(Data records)
<<<<

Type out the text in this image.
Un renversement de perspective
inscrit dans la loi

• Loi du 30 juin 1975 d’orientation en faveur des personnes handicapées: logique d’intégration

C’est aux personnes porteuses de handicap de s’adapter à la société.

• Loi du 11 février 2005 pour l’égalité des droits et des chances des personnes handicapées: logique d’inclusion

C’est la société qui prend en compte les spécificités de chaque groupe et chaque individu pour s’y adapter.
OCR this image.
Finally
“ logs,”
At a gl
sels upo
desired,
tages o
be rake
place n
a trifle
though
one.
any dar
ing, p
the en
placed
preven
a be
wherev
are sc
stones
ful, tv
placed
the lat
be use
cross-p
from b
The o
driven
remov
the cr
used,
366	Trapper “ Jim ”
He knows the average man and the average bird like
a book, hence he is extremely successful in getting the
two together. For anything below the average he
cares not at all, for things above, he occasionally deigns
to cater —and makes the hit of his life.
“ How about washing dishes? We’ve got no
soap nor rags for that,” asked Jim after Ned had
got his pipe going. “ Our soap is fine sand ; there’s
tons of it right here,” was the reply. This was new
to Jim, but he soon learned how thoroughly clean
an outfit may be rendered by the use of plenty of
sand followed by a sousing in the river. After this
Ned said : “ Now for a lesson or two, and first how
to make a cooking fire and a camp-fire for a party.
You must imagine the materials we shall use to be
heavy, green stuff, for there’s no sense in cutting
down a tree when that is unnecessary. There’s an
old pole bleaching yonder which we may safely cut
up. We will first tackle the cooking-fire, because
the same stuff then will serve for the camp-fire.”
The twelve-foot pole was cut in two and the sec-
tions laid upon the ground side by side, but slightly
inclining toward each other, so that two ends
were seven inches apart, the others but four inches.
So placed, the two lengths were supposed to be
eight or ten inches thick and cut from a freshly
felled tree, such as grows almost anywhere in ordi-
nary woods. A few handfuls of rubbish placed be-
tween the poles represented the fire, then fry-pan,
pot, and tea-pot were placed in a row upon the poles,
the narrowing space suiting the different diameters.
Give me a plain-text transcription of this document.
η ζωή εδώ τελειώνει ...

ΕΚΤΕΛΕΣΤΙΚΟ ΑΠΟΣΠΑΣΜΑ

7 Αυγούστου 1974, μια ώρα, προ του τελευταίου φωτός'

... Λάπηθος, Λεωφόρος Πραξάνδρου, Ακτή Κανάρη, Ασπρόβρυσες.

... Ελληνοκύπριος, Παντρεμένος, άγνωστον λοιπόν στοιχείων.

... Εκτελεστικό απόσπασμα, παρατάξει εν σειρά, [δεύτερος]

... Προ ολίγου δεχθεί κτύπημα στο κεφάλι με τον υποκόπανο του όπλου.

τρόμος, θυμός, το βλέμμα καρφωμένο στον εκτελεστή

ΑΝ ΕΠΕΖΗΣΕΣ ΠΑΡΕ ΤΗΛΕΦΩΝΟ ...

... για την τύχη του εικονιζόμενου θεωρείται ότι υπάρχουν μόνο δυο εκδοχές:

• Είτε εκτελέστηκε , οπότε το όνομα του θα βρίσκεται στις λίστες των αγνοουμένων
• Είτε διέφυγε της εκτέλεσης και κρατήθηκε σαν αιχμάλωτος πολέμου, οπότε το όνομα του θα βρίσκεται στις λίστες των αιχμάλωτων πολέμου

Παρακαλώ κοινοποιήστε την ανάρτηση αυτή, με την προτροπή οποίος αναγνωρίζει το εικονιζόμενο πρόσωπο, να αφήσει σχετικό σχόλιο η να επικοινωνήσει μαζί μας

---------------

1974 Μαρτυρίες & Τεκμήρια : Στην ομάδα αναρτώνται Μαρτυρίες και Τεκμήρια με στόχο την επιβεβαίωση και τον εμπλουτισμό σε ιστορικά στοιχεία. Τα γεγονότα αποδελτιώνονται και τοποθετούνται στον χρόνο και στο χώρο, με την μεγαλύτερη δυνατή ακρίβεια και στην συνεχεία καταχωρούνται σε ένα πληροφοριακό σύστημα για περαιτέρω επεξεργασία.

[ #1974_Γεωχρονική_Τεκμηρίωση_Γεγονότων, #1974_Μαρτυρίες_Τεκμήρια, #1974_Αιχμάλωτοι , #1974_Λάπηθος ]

>>>>

_PROBLEM REQUIREMENTS_
From the records above, pull out every line containing the word "stuff".

_TASK ANSWER_
heavy, green stuff, for there’s no sense in cutting
the same stuff then will serve for the camp-fire.”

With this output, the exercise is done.